(Records from a data collection)

****************************************

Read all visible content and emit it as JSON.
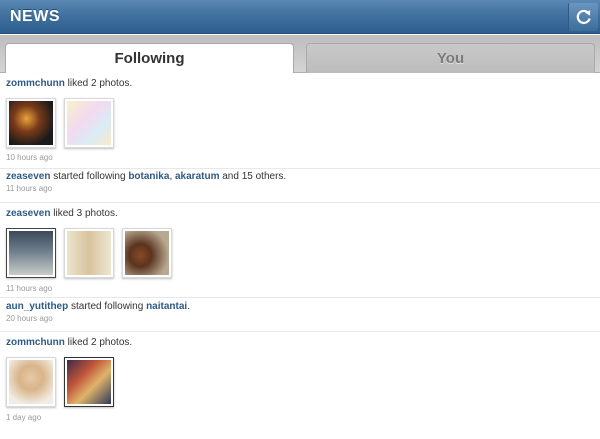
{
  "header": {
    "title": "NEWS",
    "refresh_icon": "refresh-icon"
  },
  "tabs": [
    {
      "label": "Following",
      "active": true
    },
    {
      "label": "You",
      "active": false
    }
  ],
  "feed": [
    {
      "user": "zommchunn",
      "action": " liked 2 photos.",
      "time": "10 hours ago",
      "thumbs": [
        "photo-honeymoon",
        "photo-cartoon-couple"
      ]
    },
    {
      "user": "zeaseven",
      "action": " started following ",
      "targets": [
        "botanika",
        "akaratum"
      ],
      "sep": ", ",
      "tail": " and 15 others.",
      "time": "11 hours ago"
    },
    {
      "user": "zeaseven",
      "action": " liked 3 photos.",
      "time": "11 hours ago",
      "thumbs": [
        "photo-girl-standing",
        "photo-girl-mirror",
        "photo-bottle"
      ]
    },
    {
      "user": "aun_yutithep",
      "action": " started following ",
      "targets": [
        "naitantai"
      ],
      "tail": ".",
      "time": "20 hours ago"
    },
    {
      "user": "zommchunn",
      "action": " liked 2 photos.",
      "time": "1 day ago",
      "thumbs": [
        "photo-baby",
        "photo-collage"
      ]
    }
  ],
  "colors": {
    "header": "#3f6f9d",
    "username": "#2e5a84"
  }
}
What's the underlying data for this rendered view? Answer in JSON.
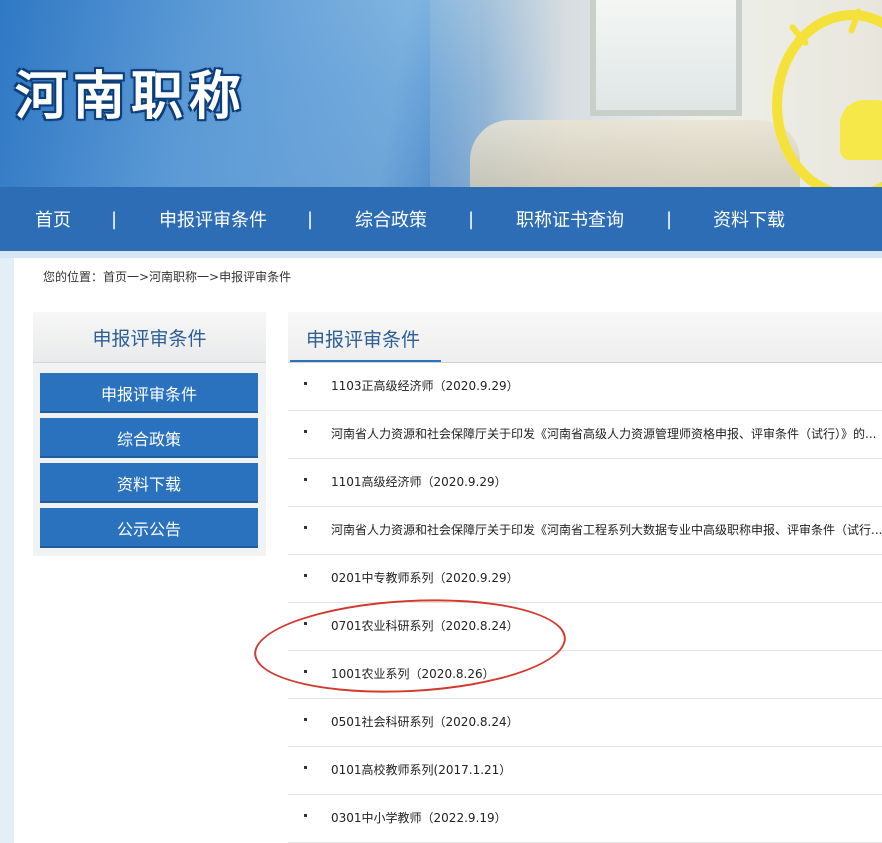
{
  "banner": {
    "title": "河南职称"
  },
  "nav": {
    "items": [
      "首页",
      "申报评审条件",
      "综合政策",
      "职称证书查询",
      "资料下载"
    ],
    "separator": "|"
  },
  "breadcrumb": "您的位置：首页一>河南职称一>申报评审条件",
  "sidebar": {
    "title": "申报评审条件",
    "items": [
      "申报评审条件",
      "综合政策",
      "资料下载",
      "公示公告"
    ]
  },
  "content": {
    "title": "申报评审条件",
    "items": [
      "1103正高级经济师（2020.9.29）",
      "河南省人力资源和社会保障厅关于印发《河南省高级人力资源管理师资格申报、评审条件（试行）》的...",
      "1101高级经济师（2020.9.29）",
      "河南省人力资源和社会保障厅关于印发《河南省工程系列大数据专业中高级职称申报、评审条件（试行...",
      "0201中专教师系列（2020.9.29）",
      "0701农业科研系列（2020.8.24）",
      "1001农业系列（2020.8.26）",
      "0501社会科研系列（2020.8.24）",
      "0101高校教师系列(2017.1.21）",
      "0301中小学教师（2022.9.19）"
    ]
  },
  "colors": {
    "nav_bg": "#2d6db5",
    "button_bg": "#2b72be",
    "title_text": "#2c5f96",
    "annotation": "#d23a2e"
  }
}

****************************************

### WHAT THE TASK ASKS
Report the number of lines that include the string "河南省人力资源和社会保障厅关于印发"; return nothing but the count.

### RIGHT ANSWER
2